== EXERCISE GOAL ==
Write the entries out again exactly as they stand, but without the pictures.

--- DATA EXCERPTS ---

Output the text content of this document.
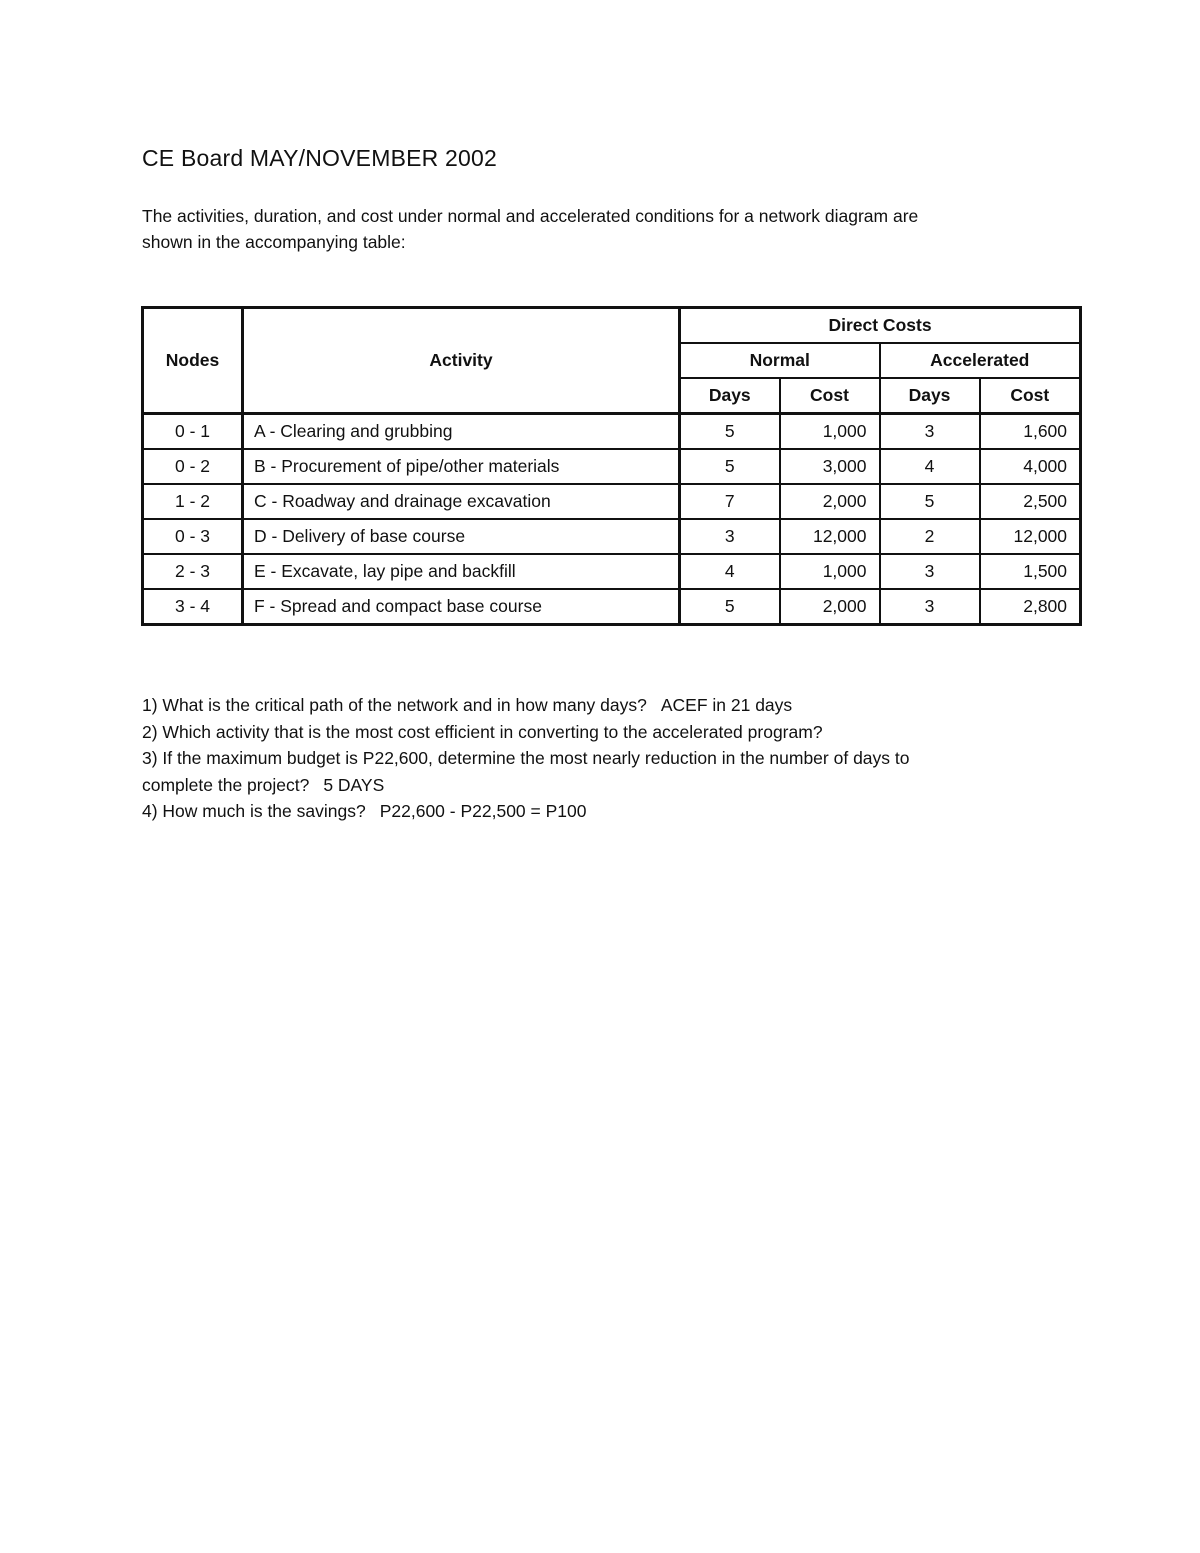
CE Board MAY/NOVEMBER 2002

The activities, duration, and cost under normal and accelerated conditions for a network diagram are

shown in the accompanying table:

Nodes	Activity	Direct Costs			
		Normal		Accelerated	
		Days	Cost	Days	Cost
0 - 1	A - Clearing and grubbing	5	1,000	3	1,600
0 - 2	B - Procurement of pipe/other materials	5	3,000	4	4,000
1 - 2	C - Roadway and drainage excavation	7	2,000	5	2,500
0 - 3	D - Delivery of base course	3	12,000	2	12,000
2 - 3	E - Excavate, lay pipe and backfill	4	1,000	3	1,500
3 - 4	F - Spread and compact base course	5	2,000	3	2,800

1) What is the critical path of the network and in how many days? ACEF in 21 days

2) Which activity that is the most cost efficient in converting to the accelerated program?

3) If the maximum budget is P22,600, determine the most nearly reduction in the number of days to

complete the project? 5 DAYS

4) How much is the savings? P22,600 - P22,500 = P100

---

== RESPONSE FOR THIS EXERCISE ==
Output the text content of this document.
CE Board MAY/NOVEMBER 2002

The activities, duration, and cost under normal and accelerated conditions for a network diagram are

shown in the accompanying table:

Nodes	Activity	Direct Costs			
		Normal		Accelerated	
		Days	Cost	Days	Cost
0 - 1	A - Clearing and grubbing	5	1,000	3	1,600
0 - 2	B - Procurement of pipe/other materials	5	3,000	4	4,000
1 - 2	C - Roadway and drainage excavation	7	2,000	5	2,500
0 - 3	D - Delivery of base course	3	12,000	2	12,000
2 - 3	E - Excavate, lay pipe and backfill	4	1,000	3	1,500
3 - 4	F - Spread and compact base course	5	2,000	3	2,800

1) What is the critical path of the network and in how many days? ACEF in 21 days

2) Which activity that is the most cost efficient in converting to the accelerated program?

3) If the maximum budget is P22,600, determine the most nearly reduction in the number of days to

complete the project? 5 DAYS

4) How much is the savings? P22,600 - P22,500 = P100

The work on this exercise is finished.